Output the material below in its entirety, exactly as given.

┌──

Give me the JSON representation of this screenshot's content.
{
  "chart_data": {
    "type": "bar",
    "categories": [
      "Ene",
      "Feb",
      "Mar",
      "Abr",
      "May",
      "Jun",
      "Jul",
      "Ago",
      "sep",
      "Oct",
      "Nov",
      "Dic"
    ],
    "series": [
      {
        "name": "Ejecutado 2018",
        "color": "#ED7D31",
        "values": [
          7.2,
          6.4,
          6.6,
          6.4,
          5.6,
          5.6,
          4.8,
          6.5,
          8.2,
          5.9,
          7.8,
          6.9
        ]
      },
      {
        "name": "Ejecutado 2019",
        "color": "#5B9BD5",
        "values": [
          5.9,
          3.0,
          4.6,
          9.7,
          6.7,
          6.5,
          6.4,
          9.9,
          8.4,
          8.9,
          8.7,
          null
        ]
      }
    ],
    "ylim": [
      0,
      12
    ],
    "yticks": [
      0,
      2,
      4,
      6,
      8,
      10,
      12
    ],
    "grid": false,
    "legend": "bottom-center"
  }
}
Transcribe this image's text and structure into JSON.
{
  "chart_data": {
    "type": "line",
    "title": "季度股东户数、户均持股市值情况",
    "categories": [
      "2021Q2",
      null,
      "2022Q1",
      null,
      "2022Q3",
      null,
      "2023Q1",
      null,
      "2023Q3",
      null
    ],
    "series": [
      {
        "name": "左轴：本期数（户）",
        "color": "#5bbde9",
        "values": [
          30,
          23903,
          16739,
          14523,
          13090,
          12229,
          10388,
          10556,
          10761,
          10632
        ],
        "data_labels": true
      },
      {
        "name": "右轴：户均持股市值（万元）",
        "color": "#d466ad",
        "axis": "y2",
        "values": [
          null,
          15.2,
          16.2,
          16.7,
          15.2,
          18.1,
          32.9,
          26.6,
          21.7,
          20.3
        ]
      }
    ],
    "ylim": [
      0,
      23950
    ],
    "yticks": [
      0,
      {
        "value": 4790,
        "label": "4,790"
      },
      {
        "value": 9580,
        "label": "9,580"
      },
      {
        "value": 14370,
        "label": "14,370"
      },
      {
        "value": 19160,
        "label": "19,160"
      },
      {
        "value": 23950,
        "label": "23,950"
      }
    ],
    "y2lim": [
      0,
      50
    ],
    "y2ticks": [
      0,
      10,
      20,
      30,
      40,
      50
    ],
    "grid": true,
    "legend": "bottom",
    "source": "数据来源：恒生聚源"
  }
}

└──

- **Task solution**
Give me the JSON representation of this screenshot's content.
{
  "chart_data": {
    "type": "bar",
    "categories": [
      "Ene",
      "Feb",
      "Mar",
      "Abr",
      "May",
      "Jun",
      "Jul",
      "Ago",
      "sep",
      "Oct",
      "Nov",
      "Dic"
    ],
    "series": [
      {
        "name": "Ejecutado 2018",
        "color": "#ED7D31",
        "values": [
          7.2,
          6.4,
          6.6,
          6.4,
          5.6,
          5.6,
          4.8,
          6.5,
          8.2,
          5.9,
          7.8,
          6.9
        ]
      },
      {
        "name": "Ejecutado 2019",
        "color": "#5B9BD5",
        "values": [
          5.9,
          3.0,
          4.6,
          9.7,
          6.7,
          6.5,
          6.4,
          9.9,
          8.4,
          8.9,
          8.7,
          null
        ]
      }
    ],
    "ylim": [
      0,
      12
    ],
    "yticks": [
      0,
      2,
      4,
      6,
      8,
      10,
      12
    ],
    "grid": false,
    "legend": "bottom-center"
  }
}
Transcribe this image's text and structure into JSON.
{
  "chart_data": {
    "type": "line",
    "title": "季度股东户数、户均持股市值情况",
    "categories": [
      "2021Q2",
      null,
      "2022Q1",
      null,
      "2022Q3",
      null,
      "2023Q1",
      null,
      "2023Q3",
      null
    ],
    "series": [
      {
        "name": "左轴：本期数（户）",
        "color": "#5bbde9",
        "values": [
          30,
          23903,
          16739,
          14523,
          13090,
          12229,
          10388,
          10556,
          10761,
          10632
        ],
        "data_labels": true
      },
      {
        "name": "右轴：户均持股市值（万元）",
        "color": "#d466ad",
        "axis": "y2",
        "values": [
          null,
          15.2,
          16.2,
          16.7,
          15.2,
          18.1,
          32.9,
          26.6,
          21.7,
          20.3
        ]
      }
    ],
    "ylim": [
      0,
      23950
    ],
    "yticks": [
      0,
      {
        "value": 4790,
        "label": "4,790"
      },
      {
        "value": 9580,
        "label": "9,580"
      },
      {
        "value": 14370,
        "label": "14,370"
      },
      {
        "value": 19160,
        "label": "19,160"
      },
      {
        "value": 23950,
        "label": "23,950"
      }
    ],
    "y2lim": [
      0,
      50
    ],
    "y2ticks": [
      0,
      10,
      20,
      30,
      40,
      50
    ],
    "grid": true,
    "legend": "bottom",
    "source": "数据来源：恒生聚源"
  }
}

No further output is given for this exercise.